> [Problem statement] Transcribe every line of these entries word for word, and leave the pictures out of your answer.

Extracted data entries
####

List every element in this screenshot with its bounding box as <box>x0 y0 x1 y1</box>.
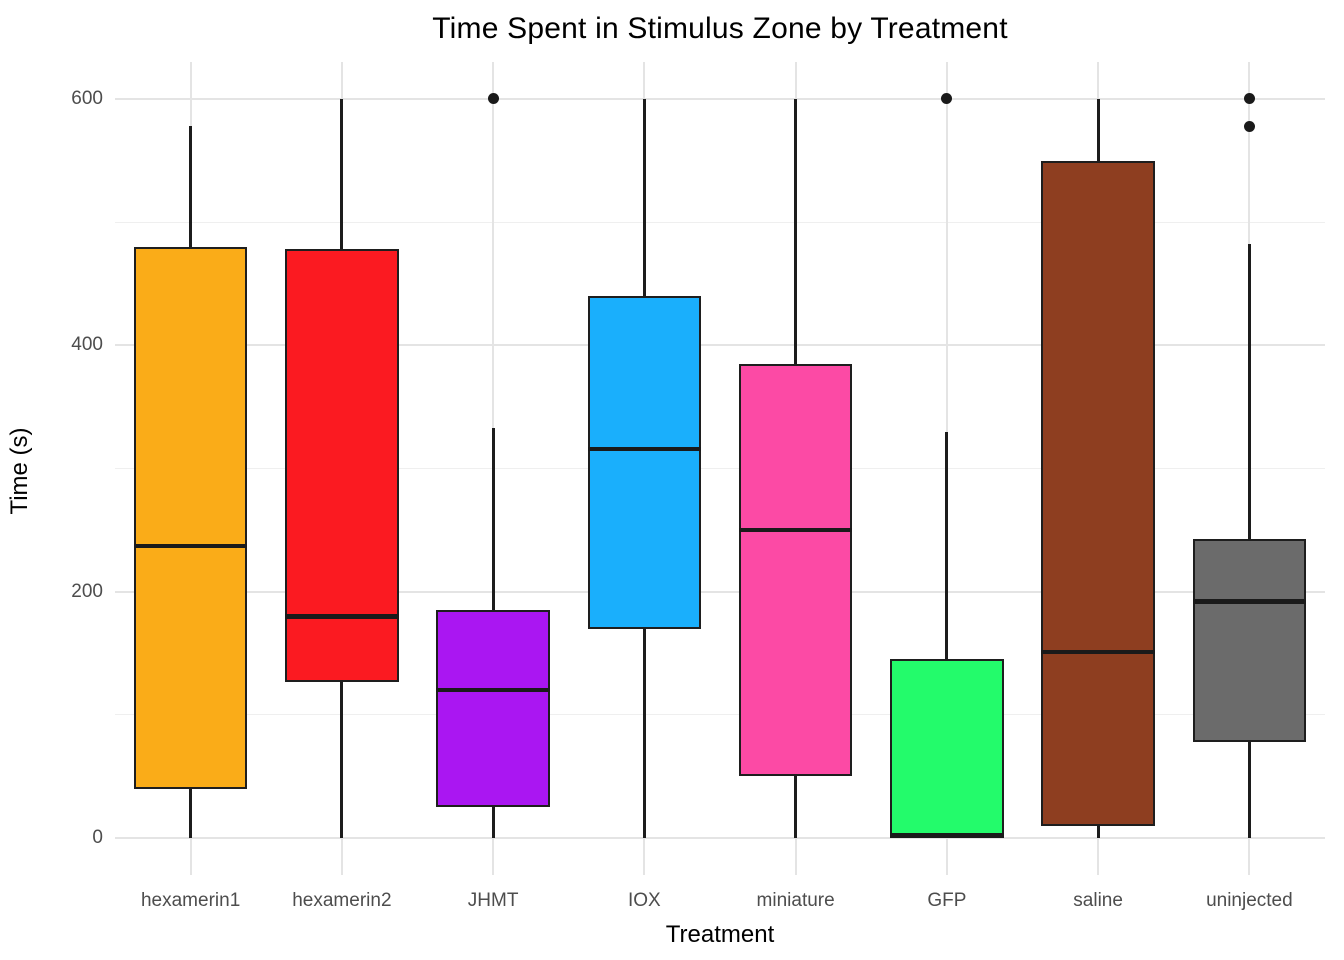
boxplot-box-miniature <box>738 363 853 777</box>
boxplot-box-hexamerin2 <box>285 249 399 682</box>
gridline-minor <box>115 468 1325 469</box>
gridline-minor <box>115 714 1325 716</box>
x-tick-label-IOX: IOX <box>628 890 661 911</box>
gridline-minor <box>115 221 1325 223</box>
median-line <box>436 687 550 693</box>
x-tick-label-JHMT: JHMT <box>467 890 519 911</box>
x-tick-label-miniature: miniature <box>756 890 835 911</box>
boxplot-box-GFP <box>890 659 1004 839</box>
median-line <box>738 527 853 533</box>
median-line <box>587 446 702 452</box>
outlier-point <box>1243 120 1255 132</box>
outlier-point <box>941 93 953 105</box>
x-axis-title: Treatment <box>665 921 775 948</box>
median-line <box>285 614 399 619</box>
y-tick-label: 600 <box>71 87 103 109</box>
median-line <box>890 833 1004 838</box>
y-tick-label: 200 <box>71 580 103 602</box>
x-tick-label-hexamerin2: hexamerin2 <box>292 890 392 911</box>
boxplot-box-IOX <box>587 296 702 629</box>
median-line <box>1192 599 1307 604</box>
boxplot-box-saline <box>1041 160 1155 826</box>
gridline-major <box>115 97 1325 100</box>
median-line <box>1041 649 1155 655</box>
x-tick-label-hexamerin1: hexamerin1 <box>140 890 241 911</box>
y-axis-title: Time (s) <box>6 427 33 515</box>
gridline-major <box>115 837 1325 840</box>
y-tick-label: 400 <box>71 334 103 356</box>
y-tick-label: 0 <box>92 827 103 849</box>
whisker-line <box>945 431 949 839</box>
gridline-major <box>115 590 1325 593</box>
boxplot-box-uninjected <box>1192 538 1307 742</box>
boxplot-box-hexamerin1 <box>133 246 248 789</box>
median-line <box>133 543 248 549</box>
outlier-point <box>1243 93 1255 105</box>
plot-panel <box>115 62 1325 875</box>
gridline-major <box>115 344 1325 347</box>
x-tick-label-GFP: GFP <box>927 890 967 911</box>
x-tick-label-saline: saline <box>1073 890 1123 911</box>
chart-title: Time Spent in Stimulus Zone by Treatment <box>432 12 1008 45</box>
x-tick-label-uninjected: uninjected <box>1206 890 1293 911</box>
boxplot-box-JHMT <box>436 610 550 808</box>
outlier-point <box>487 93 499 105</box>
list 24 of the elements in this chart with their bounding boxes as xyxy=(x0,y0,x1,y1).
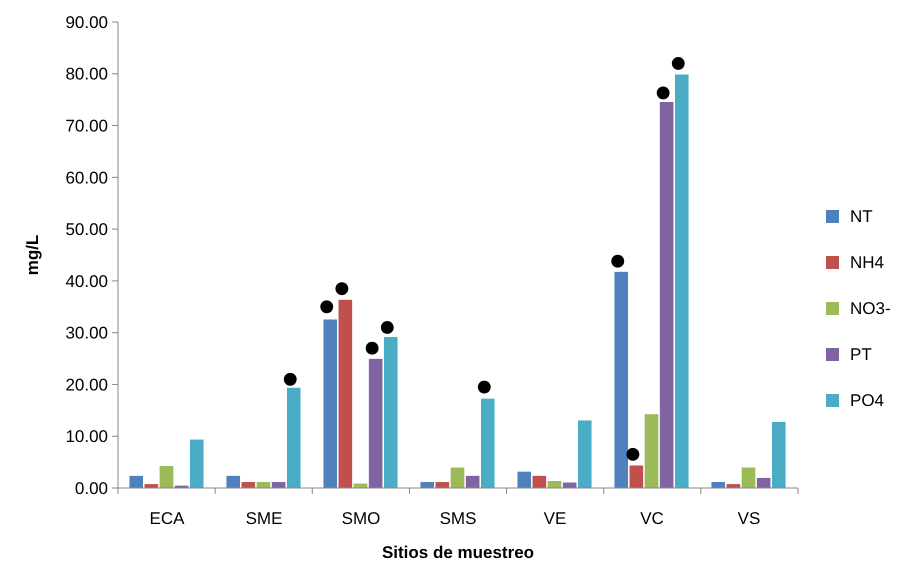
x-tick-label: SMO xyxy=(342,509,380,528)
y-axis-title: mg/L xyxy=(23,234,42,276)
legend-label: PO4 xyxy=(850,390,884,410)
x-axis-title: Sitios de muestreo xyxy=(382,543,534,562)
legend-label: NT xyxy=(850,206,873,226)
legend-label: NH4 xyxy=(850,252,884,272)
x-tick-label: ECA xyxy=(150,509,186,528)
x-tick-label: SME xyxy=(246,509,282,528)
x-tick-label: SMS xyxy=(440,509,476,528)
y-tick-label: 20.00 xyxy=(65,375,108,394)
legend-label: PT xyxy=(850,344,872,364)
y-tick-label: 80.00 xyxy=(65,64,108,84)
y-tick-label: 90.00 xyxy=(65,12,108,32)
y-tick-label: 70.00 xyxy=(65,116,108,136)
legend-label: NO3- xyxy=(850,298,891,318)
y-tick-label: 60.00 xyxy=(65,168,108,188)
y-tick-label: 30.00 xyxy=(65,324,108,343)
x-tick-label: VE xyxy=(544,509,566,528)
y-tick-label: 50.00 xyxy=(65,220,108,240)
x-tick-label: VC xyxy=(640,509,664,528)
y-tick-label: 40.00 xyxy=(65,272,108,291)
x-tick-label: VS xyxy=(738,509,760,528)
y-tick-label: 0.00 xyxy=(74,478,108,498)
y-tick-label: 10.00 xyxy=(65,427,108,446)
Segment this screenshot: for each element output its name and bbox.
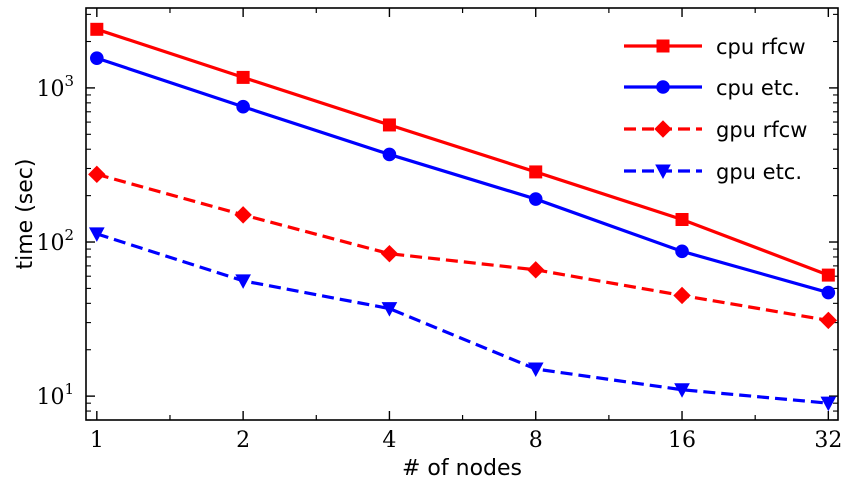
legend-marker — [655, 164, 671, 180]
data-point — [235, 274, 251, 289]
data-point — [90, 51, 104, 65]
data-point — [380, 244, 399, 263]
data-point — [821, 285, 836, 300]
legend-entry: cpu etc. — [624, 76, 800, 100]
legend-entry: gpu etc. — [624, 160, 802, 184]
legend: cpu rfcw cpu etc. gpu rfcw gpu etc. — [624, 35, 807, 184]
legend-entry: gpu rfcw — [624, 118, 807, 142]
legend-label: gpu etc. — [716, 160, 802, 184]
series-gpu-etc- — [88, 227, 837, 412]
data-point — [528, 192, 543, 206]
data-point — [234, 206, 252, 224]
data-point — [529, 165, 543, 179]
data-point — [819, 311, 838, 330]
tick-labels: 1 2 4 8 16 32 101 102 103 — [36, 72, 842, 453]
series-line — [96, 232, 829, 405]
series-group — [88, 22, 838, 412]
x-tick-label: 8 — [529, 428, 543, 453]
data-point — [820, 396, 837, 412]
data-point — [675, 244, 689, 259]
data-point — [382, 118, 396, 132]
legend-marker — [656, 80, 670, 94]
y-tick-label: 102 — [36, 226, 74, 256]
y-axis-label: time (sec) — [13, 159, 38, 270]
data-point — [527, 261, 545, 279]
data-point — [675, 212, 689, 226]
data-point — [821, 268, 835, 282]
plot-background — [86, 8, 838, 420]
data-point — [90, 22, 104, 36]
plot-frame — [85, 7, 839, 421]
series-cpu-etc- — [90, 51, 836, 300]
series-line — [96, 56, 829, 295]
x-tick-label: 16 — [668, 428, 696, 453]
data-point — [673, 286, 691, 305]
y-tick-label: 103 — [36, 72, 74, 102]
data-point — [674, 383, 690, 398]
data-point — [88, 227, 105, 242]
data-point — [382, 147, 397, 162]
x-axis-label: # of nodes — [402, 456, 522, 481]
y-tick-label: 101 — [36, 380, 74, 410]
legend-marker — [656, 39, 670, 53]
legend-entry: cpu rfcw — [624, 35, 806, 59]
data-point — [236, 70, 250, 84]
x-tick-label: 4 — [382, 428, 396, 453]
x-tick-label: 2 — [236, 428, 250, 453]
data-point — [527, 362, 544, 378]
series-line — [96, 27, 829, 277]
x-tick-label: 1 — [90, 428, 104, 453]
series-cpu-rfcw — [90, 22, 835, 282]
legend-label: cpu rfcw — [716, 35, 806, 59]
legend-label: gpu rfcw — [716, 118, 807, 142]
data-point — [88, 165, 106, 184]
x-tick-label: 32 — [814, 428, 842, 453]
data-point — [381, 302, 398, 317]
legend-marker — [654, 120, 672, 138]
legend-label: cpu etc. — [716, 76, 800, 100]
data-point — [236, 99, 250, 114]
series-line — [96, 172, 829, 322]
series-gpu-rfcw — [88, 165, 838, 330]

####

> [The result]
List every element in this screenshot with its bounding box as <box>x0 y0 x1 y1</box>.
boxplot-box-miniature <box>738 363 853 777</box>
boxplot-box-hexamerin2 <box>285 249 399 682</box>
gridline-minor <box>115 468 1325 469</box>
gridline-minor <box>115 714 1325 716</box>
x-tick-label-IOX: IOX <box>628 890 661 911</box>
gridline-minor <box>115 221 1325 223</box>
median-line <box>436 687 550 693</box>
x-tick-label-JHMT: JHMT <box>467 890 519 911</box>
x-tick-label-miniature: miniature <box>756 890 835 911</box>
boxplot-box-GFP <box>890 659 1004 839</box>
median-line <box>738 527 853 533</box>
median-line <box>587 446 702 452</box>
outlier-point <box>1243 120 1255 132</box>
outlier-point <box>941 93 953 105</box>
x-axis-title: Treatment <box>665 921 775 948</box>
median-line <box>285 614 399 619</box>
y-tick-label: 600 <box>71 87 103 109</box>
median-line <box>890 833 1004 838</box>
y-tick-label: 200 <box>71 580 103 602</box>
x-tick-label-hexamerin2: hexamerin2 <box>292 890 392 911</box>
boxplot-box-IOX <box>587 296 702 629</box>
median-line <box>1192 599 1307 604</box>
boxplot-box-saline <box>1041 160 1155 826</box>
gridline-major <box>115 97 1325 100</box>
median-line <box>1041 649 1155 655</box>
x-tick-label-hexamerin1: hexamerin1 <box>140 890 241 911</box>
y-axis-title: Time (s) <box>6 427 33 515</box>
gridline-major <box>115 837 1325 840</box>
y-tick-label: 400 <box>71 334 103 356</box>
y-tick-label: 0 <box>92 827 103 849</box>
whisker-line <box>945 431 949 839</box>
gridline-major <box>115 590 1325 593</box>
boxplot-box-uninjected <box>1192 538 1307 742</box>
boxplot-box-hexamerin1 <box>133 246 248 789</box>
median-line <box>133 543 248 549</box>
outlier-point <box>1243 93 1255 105</box>
plot-panel <box>115 62 1325 875</box>
gridline-major <box>115 344 1325 347</box>
x-tick-label-GFP: GFP <box>927 890 967 911</box>
x-tick-label-saline: saline <box>1073 890 1123 911</box>
chart-title: Time Spent in Stimulus Zone by Treatment <box>432 12 1008 45</box>
x-tick-label-uninjected: uninjected <box>1206 890 1293 911</box>
boxplot-box-JHMT <box>436 610 550 808</box>
outlier-point <box>487 93 499 105</box>
list 24 of the elements in this chart with their bounding boxes as xyxy=(x0,y0,x1,y1).
x-tick-label: SMO xyxy=(342,509,380,528)
y-axis-title: mg/L xyxy=(23,234,42,276)
legend-label: PO4 xyxy=(850,390,884,410)
x-axis-title: Sitios de muestreo xyxy=(382,543,534,562)
legend-label: NT xyxy=(850,206,873,226)
legend-label: NH4 xyxy=(850,252,884,272)
x-tick-label: ECA xyxy=(150,509,186,528)
x-tick-label: SME xyxy=(246,509,282,528)
x-tick-label: SMS xyxy=(440,509,476,528)
y-tick-label: 20.00 xyxy=(65,375,108,394)
legend-label: PT xyxy=(850,344,872,364)
y-tick-label: 80.00 xyxy=(65,64,108,84)
y-tick-label: 90.00 xyxy=(65,12,108,32)
y-tick-label: 70.00 xyxy=(65,116,108,136)
legend-label: NO3- xyxy=(850,298,891,318)
y-tick-label: 60.00 xyxy=(65,168,108,188)
y-tick-label: 30.00 xyxy=(65,324,108,343)
x-tick-label: VE xyxy=(544,509,566,528)
y-tick-label: 50.00 xyxy=(65,220,108,240)
x-tick-label: VC xyxy=(640,509,664,528)
y-tick-label: 40.00 xyxy=(65,272,108,291)
x-tick-label: VS xyxy=(738,509,760,528)
y-tick-label: 0.00 xyxy=(74,478,108,498)
y-tick-label: 10.00 xyxy=(65,427,108,446)
Segment this screenshot: for each element output its name and bbox.
legend-marker — [655, 164, 671, 180]
data-point — [235, 274, 251, 289]
data-point — [90, 51, 104, 65]
data-point — [380, 244, 399, 263]
data-point — [821, 285, 836, 300]
legend-entry: cpu etc. — [624, 76, 800, 100]
legend-entry: gpu etc. — [624, 160, 802, 184]
legend: cpu rfcw cpu etc. gpu rfcw gpu etc. — [624, 35, 807, 184]
legend-entry: gpu rfcw — [624, 118, 807, 142]
legend-label: gpu etc. — [716, 160, 802, 184]
series-gpu-etc- — [88, 227, 837, 412]
data-point — [528, 192, 543, 206]
data-point — [234, 206, 252, 224]
data-point — [529, 165, 543, 179]
data-point — [819, 311, 838, 330]
tick-labels: 1 2 4 8 16 32 101 102 103 — [36, 72, 842, 453]
series-line — [96, 232, 829, 405]
series-group — [88, 22, 838, 412]
x-tick-label: 8 — [529, 428, 543, 453]
data-point — [820, 396, 837, 412]
data-point — [675, 244, 689, 259]
data-point — [382, 118, 396, 132]
legend-marker — [656, 80, 670, 94]
y-tick-label: 102 — [36, 226, 74, 256]
y-axis-label: time (sec) — [13, 159, 38, 270]
data-point — [527, 261, 545, 279]
data-point — [675, 212, 689, 226]
data-point — [821, 268, 835, 282]
plot-background — [86, 8, 838, 420]
data-point — [90, 22, 104, 36]
plot-frame — [85, 7, 839, 421]
series-cpu-etc- — [90, 51, 836, 300]
series-line — [96, 56, 829, 295]
x-tick-label: 16 — [668, 428, 696, 453]
data-point — [673, 286, 691, 305]
y-tick-label: 103 — [36, 72, 74, 102]
data-point — [674, 383, 690, 398]
data-point — [88, 227, 105, 242]
data-point — [382, 147, 397, 162]
x-axis-label: # of nodes — [402, 456, 522, 481]
y-tick-label: 101 — [36, 380, 74, 410]
legend-marker — [656, 39, 670, 53]
legend-entry: cpu rfcw — [624, 35, 806, 59]
data-point — [236, 70, 250, 84]
x-tick-label: 4 — [382, 428, 396, 453]
x-tick-label: 2 — [236, 428, 250, 453]
data-point — [527, 362, 544, 378]
series-line — [96, 27, 829, 277]
x-tick-label: 1 — [90, 428, 104, 453]
series-cpu-rfcw — [90, 22, 835, 282]
legend-label: cpu rfcw — [716, 35, 806, 59]
legend-label: gpu rfcw — [716, 118, 807, 142]
data-point — [88, 165, 106, 184]
x-tick-label: 32 — [814, 428, 842, 453]
data-point — [381, 302, 398, 317]
legend-marker — [654, 120, 672, 138]
legend-label: cpu etc. — [716, 76, 800, 100]
data-point — [236, 99, 250, 114]
series-line — [96, 172, 829, 322]
series-gpu-rfcw — [88, 165, 838, 330]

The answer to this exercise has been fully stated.